> **Your instructions**: In the footballer biography below, which club loaned Barahona in July 2010?

> **Excerpted passage**:
Asier Barahona Bregón (born 18 November 1992) is a Spanish footballer who plays for UD Socuéllamos as a forward.

Club career
Born in Miranda de Ebro, Province of Burgos, Barahona played youth football with local CD Mirandés. In July 2010 he was loaned to lowly CD Aurrerá de Vitoria, making his senior debut with the latter club in the Tercera División.

Barahona returned to Mirandés the following season, totalling 686 minutes in the Segunda División B as the Castile and León side promoted to Segunda División for the first time ever. He signed a new contract on 14 July 2012, being immediately loaned to Deportivo Alavés of the same league and again achieving promotion, to which he contributed 21 appearances including the playoffs.

On 12 October 2013, Barahona made his professional debut, playing the last 12 minutes in a 2–3 home loss against his previous team Alavés. He scored his first goal in the second tier on 3 January 2015, the last in the 3–1 away win over the same opponents.

> **Stored records**:
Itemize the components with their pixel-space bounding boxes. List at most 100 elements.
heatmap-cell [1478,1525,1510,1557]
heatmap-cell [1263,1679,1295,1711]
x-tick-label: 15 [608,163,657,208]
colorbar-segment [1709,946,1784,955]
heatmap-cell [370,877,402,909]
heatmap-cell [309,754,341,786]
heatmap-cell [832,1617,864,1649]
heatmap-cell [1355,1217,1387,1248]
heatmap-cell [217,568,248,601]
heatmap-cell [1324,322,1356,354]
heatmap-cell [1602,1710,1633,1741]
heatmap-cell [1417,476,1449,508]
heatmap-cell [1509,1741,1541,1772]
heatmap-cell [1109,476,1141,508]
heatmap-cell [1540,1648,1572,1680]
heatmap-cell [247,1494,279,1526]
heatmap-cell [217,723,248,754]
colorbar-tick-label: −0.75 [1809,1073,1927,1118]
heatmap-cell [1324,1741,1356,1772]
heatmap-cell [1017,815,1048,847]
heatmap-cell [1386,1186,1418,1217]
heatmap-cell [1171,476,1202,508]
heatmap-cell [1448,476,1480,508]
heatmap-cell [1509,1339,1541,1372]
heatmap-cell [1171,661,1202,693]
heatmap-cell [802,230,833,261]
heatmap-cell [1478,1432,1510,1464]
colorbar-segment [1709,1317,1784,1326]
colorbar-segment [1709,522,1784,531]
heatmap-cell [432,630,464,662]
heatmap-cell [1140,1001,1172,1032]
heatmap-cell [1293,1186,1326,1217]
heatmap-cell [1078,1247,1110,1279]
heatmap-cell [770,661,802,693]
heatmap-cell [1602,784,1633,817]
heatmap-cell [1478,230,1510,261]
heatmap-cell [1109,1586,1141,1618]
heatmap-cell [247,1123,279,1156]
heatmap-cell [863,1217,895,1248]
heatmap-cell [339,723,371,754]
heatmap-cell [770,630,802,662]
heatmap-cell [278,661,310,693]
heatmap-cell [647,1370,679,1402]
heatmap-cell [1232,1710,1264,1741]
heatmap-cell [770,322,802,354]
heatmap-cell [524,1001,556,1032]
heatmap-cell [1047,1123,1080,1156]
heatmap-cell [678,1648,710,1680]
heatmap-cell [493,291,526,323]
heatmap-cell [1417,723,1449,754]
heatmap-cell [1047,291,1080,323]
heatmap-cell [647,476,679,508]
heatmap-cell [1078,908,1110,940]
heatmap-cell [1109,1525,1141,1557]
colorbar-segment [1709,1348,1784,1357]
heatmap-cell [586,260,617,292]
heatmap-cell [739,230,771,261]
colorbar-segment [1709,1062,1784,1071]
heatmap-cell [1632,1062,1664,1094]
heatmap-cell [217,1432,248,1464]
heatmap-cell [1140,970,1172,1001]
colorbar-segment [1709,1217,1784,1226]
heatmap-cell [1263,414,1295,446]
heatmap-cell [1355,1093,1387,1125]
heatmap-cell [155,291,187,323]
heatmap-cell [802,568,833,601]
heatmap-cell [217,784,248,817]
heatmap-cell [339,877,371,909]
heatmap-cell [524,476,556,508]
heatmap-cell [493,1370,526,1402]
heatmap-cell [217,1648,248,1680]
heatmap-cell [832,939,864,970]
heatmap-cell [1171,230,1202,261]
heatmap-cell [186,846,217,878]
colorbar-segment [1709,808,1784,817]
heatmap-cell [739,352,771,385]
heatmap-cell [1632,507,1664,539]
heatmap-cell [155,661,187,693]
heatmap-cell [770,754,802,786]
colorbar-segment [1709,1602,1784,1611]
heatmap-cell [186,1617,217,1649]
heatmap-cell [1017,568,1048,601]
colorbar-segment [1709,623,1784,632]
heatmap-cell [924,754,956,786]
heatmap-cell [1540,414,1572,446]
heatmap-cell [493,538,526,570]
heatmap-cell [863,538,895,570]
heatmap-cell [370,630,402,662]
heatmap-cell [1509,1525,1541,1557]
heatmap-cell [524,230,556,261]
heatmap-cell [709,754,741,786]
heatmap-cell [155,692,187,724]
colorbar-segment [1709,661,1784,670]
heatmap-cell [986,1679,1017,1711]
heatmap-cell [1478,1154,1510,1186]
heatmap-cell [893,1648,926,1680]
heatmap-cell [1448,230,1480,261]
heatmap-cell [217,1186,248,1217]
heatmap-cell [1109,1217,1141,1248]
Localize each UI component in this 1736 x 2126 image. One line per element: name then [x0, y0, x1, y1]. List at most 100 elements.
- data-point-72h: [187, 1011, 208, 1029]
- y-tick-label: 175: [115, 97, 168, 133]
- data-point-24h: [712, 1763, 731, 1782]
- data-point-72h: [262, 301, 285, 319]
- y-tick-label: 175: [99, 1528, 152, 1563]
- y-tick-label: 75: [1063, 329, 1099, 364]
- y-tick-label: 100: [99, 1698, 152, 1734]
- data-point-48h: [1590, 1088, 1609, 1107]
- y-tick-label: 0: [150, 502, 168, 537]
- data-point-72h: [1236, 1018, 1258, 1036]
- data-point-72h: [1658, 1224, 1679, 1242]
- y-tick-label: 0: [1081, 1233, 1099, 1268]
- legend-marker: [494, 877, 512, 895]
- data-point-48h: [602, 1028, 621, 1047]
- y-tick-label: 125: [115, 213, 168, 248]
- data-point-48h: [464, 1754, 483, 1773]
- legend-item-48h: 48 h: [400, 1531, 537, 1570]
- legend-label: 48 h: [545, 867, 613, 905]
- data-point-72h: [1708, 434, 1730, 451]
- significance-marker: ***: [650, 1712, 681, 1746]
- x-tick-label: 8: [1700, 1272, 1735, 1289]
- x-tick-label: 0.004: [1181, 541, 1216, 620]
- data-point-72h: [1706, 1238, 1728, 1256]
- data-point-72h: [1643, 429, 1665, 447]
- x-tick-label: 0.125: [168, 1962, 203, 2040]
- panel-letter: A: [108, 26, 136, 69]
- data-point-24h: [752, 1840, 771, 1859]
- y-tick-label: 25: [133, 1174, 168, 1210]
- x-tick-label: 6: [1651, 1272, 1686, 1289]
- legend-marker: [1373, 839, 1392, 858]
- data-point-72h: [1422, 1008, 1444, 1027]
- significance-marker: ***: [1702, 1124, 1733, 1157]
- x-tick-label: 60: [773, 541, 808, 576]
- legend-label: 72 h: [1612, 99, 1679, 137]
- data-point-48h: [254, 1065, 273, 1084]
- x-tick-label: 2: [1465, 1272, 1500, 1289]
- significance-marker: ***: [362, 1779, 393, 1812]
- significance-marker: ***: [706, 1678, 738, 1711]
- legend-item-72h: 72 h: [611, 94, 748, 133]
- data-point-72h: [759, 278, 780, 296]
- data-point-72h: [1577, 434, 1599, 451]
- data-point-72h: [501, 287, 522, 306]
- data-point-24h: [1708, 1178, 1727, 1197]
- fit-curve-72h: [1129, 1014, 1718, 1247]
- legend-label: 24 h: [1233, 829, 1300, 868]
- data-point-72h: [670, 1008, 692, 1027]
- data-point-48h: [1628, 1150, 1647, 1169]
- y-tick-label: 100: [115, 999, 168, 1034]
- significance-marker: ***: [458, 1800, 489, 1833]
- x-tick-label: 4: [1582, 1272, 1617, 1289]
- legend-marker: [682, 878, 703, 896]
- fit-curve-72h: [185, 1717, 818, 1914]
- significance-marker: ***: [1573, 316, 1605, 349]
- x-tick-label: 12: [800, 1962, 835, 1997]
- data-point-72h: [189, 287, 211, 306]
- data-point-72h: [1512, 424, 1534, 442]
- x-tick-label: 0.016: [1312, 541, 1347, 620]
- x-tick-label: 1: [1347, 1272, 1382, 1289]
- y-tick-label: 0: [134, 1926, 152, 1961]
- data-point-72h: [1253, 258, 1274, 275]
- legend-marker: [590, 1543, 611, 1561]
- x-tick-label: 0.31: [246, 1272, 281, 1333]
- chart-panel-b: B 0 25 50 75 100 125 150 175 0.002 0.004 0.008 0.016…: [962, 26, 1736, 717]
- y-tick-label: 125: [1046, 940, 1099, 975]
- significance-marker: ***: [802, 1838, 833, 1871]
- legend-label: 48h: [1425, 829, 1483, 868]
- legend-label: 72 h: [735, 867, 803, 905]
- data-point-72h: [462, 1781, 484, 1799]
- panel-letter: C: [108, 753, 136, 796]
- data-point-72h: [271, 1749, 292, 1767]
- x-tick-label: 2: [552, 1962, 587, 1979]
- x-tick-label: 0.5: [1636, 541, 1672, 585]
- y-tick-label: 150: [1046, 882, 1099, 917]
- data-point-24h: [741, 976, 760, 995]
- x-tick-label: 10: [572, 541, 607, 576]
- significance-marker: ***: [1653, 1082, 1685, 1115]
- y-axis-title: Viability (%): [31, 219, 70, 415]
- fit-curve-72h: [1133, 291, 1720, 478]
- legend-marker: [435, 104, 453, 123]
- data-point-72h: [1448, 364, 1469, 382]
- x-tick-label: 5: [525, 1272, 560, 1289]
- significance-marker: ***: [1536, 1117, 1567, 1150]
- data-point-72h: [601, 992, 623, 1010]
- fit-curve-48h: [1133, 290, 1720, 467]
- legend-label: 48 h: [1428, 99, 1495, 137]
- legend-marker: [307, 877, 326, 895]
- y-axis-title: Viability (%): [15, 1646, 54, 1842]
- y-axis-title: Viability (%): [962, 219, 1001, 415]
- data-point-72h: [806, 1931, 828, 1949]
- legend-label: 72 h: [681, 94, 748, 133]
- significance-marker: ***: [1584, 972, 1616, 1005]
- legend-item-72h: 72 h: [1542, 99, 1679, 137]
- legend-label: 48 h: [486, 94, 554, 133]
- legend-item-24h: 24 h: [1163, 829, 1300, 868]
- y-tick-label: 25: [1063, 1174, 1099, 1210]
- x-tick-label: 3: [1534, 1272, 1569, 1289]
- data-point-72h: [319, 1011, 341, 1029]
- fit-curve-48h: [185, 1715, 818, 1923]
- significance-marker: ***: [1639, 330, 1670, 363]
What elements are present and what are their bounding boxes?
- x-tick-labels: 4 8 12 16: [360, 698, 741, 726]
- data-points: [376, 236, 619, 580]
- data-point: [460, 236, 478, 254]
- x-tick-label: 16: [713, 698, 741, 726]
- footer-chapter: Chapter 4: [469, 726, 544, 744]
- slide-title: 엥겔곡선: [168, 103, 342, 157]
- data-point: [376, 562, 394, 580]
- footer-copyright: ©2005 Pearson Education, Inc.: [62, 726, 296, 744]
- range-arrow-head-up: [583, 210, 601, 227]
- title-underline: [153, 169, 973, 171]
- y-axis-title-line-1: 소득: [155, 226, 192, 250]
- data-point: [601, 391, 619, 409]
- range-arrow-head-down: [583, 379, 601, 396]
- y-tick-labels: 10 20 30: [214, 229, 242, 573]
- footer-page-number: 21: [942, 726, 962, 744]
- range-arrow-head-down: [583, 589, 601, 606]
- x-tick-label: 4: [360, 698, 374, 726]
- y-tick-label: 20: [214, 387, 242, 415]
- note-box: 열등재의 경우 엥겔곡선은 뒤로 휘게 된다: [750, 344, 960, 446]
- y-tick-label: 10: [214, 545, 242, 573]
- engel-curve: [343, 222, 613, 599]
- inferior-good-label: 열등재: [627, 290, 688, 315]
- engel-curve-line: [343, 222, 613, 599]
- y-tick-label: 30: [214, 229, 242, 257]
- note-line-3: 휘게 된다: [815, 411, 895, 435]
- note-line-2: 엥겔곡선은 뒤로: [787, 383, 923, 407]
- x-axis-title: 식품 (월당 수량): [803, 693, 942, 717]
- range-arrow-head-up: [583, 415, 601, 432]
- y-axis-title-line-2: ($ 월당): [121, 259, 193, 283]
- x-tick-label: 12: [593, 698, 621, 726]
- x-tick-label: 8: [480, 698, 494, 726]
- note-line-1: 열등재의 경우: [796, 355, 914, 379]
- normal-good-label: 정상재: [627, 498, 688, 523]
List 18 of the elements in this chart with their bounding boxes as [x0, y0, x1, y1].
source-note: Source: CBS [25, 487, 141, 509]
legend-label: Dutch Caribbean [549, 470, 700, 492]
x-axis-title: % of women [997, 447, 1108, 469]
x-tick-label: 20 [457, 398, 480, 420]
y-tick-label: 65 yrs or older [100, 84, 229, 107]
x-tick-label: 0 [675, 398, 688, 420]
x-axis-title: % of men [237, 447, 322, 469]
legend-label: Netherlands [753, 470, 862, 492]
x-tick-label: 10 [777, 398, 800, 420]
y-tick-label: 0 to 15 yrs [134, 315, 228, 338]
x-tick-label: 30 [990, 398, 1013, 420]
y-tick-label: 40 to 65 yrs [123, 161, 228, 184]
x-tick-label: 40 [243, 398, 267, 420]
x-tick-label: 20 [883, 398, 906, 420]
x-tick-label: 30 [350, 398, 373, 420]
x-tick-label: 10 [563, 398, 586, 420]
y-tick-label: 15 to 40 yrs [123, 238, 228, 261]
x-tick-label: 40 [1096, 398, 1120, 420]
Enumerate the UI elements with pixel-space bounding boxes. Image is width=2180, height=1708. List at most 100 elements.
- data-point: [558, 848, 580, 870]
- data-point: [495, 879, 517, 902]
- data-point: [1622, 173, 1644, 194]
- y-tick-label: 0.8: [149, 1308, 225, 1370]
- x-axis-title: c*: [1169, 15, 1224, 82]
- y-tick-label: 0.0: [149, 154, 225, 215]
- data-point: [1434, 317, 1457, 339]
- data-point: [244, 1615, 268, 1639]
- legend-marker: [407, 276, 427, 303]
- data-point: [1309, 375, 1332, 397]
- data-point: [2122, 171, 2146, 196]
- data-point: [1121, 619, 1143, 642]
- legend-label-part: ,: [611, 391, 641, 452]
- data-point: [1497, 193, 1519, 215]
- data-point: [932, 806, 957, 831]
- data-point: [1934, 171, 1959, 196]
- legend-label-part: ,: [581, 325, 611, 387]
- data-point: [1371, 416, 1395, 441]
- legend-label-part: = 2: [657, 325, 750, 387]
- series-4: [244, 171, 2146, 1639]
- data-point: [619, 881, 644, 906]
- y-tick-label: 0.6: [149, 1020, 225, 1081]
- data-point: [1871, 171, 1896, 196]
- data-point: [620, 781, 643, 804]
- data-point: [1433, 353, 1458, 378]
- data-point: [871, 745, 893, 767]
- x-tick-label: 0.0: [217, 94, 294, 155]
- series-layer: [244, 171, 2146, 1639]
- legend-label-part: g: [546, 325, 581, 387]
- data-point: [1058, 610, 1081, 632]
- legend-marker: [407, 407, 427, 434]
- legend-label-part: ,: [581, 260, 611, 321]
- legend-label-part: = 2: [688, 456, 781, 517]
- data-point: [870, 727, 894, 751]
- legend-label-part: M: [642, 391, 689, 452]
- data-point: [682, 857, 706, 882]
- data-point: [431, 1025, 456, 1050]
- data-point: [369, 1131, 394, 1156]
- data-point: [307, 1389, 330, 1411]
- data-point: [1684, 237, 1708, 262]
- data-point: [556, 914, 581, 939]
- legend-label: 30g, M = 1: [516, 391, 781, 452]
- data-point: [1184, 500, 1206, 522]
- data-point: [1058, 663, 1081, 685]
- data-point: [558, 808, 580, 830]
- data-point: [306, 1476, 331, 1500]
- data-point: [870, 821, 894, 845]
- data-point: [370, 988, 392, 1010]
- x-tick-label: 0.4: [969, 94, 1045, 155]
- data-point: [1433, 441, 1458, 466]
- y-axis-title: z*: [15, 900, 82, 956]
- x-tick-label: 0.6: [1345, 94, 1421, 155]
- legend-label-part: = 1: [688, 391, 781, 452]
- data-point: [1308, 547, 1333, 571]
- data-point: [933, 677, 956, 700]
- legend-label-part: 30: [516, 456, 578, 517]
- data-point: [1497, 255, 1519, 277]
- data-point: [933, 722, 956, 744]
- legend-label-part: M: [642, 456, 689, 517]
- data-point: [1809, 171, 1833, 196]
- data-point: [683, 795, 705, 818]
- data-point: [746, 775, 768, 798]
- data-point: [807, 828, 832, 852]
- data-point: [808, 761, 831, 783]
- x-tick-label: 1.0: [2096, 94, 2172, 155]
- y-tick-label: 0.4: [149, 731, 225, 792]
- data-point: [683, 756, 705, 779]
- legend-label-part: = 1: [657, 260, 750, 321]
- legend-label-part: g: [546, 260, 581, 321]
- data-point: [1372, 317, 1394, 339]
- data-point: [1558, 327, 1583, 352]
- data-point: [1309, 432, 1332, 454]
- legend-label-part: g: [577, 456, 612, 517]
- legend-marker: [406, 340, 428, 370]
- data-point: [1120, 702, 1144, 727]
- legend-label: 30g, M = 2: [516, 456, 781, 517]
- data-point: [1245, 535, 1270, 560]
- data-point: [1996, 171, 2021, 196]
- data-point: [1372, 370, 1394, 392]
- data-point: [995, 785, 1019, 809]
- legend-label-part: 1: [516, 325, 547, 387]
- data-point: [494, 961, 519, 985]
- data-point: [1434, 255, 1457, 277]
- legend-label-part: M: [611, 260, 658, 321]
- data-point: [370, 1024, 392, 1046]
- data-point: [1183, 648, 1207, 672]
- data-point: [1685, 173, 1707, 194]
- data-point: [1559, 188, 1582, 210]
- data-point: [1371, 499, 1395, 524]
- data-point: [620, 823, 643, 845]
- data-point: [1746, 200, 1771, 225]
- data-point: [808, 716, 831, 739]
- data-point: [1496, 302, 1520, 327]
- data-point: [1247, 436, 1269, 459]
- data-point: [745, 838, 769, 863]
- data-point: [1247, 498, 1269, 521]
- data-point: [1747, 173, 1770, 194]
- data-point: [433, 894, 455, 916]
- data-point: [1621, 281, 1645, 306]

> **Task output**: CD Aurrerá de Vitoria